**Exercise description:** Copy each line below without leaving any out.

(Entries from a dataset)
□ □ □ □ □ □ □

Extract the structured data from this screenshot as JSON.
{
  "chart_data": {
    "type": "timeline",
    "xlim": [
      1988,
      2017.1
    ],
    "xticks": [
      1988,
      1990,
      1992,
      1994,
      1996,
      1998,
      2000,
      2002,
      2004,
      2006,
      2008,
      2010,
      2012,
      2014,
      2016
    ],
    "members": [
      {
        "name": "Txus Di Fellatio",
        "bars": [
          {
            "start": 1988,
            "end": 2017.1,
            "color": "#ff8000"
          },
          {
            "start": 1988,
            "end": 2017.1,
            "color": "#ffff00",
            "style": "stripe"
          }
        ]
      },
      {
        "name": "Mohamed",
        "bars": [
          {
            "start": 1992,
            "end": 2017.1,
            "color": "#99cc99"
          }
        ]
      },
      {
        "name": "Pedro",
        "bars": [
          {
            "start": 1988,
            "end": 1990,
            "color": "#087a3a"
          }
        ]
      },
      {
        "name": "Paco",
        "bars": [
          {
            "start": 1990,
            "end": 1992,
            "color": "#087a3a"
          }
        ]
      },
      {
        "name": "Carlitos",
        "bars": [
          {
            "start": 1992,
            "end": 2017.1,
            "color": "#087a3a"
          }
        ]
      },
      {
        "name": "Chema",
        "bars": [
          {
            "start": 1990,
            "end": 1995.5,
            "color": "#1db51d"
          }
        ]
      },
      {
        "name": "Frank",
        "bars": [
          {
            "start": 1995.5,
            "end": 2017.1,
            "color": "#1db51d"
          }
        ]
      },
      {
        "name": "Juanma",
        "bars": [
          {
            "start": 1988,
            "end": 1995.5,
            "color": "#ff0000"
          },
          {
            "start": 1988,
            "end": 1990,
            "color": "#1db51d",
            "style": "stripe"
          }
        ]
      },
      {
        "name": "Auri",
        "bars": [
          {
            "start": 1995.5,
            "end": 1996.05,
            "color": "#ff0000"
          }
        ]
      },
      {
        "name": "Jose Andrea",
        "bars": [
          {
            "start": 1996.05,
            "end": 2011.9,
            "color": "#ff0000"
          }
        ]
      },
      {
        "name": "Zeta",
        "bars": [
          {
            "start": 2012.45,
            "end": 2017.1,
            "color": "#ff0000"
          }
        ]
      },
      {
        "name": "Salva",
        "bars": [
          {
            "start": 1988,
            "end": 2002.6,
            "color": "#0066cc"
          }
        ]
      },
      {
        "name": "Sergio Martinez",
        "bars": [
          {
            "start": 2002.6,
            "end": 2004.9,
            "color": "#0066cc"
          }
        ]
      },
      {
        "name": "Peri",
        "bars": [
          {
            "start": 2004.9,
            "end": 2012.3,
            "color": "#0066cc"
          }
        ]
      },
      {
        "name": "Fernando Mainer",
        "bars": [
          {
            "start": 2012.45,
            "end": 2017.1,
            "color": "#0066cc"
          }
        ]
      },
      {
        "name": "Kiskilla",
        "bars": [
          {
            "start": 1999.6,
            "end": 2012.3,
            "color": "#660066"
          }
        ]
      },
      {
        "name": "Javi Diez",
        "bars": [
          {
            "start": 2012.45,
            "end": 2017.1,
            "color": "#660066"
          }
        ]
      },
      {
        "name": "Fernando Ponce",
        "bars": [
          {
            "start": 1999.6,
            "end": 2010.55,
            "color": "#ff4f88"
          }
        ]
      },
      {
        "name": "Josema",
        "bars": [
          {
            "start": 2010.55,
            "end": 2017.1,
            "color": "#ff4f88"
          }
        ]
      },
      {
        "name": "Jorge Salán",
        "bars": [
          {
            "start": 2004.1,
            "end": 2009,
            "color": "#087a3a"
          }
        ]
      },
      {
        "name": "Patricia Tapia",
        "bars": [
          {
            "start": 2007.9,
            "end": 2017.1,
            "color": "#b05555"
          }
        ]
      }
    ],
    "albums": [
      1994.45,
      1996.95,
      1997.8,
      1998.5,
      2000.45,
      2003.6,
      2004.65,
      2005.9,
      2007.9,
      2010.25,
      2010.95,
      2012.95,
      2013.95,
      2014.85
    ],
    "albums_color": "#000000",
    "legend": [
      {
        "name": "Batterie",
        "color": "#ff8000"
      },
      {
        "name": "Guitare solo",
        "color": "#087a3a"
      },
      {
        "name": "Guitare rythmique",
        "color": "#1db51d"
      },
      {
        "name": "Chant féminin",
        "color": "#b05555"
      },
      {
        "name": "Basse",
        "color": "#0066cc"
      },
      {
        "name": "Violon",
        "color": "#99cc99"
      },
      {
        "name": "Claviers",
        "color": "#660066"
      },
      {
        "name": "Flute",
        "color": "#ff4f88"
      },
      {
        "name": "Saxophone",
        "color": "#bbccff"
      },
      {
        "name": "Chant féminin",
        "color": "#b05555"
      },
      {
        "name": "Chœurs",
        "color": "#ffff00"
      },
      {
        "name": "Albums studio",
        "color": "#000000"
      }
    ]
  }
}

□ □ □ □ □ □ □

**Answer to this problem:**
Extract the structured data from this screenshot as JSON.
{
  "chart_data": {
    "type": "timeline",
    "xlim": [
      1988,
      2017.1
    ],
    "xticks": [
      1988,
      1990,
      1992,
      1994,
      1996,
      1998,
      2000,
      2002,
      2004,
      2006,
      2008,
      2010,
      2012,
      2014,
      2016
    ],
    "members": [
      {
        "name": "Txus Di Fellatio",
        "bars": [
          {
            "start": 1988,
            "end": 2017.1,
            "color": "#ff8000"
          },
          {
            "start": 1988,
            "end": 2017.1,
            "color": "#ffff00",
            "style": "stripe"
          }
        ]
      },
      {
        "name": "Mohamed",
        "bars": [
          {
            "start": 1992,
            "end": 2017.1,
            "color": "#99cc99"
          }
        ]
      },
      {
        "name": "Pedro",
        "bars": [
          {
            "start": 1988,
            "end": 1990,
            "color": "#087a3a"
          }
        ]
      },
      {
        "name": "Paco",
        "bars": [
          {
            "start": 1990,
            "end": 1992,
            "color": "#087a3a"
          }
        ]
      },
      {
        "name": "Carlitos",
        "bars": [
          {
            "start": 1992,
            "end": 2017.1,
            "color": "#087a3a"
          }
        ]
      },
      {
        "name": "Chema",
        "bars": [
          {
            "start": 1990,
            "end": 1995.5,
            "color": "#1db51d"
          }
        ]
      },
      {
        "name": "Frank",
        "bars": [
          {
            "start": 1995.5,
            "end": 2017.1,
            "color": "#1db51d"
          }
        ]
      },
      {
        "name": "Juanma",
        "bars": [
          {
            "start": 1988,
            "end": 1995.5,
            "color": "#ff0000"
          },
          {
            "start": 1988,
            "end": 1990,
            "color": "#1db51d",
            "style": "stripe"
          }
        ]
      },
      {
        "name": "Auri",
        "bars": [
          {
            "start": 1995.5,
            "end": 1996.05,
            "color": "#ff0000"
          }
        ]
      },
      {
        "name": "Jose Andrea",
        "bars": [
          {
            "start": 1996.05,
            "end": 2011.9,
            "color": "#ff0000"
          }
        ]
      },
      {
        "name": "Zeta",
        "bars": [
          {
            "start": 2012.45,
            "end": 2017.1,
            "color": "#ff0000"
          }
        ]
      },
      {
        "name": "Salva",
        "bars": [
          {
            "start": 1988,
            "end": 2002.6,
            "color": "#0066cc"
          }
        ]
      },
      {
        "name": "Sergio Martinez",
        "bars": [
          {
            "start": 2002.6,
            "end": 2004.9,
            "color": "#0066cc"
          }
        ]
      },
      {
        "name": "Peri",
        "bars": [
          {
            "start": 2004.9,
            "end": 2012.3,
            "color": "#0066cc"
          }
        ]
      },
      {
        "name": "Fernando Mainer",
        "bars": [
          {
            "start": 2012.45,
            "end": 2017.1,
            "color": "#0066cc"
          }
        ]
      },
      {
        "name": "Kiskilla",
        "bars": [
          {
            "start": 1999.6,
            "end": 2012.3,
            "color": "#660066"
          }
        ]
      },
      {
        "name": "Javi Diez",
        "bars": [
          {
            "start": 2012.45,
            "end": 2017.1,
            "color": "#660066"
          }
        ]
      },
      {
        "name": "Fernando Ponce",
        "bars": [
          {
            "start": 1999.6,
            "end": 2010.55,
            "color": "#ff4f88"
          }
        ]
      },
      {
        "name": "Josema",
        "bars": [
          {
            "start": 2010.55,
            "end": 2017.1,
            "color": "#ff4f88"
          }
        ]
      },
      {
        "name": "Jorge Salán",
        "bars": [
          {
            "start": 2004.1,
            "end": 2009,
            "color": "#087a3a"
          }
        ]
      },
      {
        "name": "Patricia Tapia",
        "bars": [
          {
            "start": 2007.9,
            "end": 2017.1,
            "color": "#b05555"
          }
        ]
      }
    ],
    "albums": [
      1994.45,
      1996.95,
      1997.8,
      1998.5,
      2000.45,
      2003.6,
      2004.65,
      2005.9,
      2007.9,
      2010.25,
      2010.95,
      2012.95,
      2013.95,
      2014.85
    ],
    "albums_color": "#000000",
    "legend": [
      {
        "name": "Batterie",
        "color": "#ff8000"
      },
      {
        "name": "Guitare solo",
        "color": "#087a3a"
      },
      {
        "name": "Guitare rythmique",
        "color": "#1db51d"
      },
      {
        "name": "Chant féminin",
        "color": "#b05555"
      },
      {
        "name": "Basse",
        "color": "#0066cc"
      },
      {
        "name": "Violon",
        "color": "#99cc99"
      },
      {
        "name": "Claviers",
        "color": "#660066"
      },
      {
        "name": "Flute",
        "color": "#ff4f88"
      },
      {
        "name": "Saxophone",
        "color": "#bbccff"
      },
      {
        "name": "Chant féminin",
        "color": "#b05555"
      },
      {
        "name": "Chœurs",
        "color": "#ffff00"
      },
      {
        "name": "Albums studio",
        "color": "#000000"
      }
    ]
  }
}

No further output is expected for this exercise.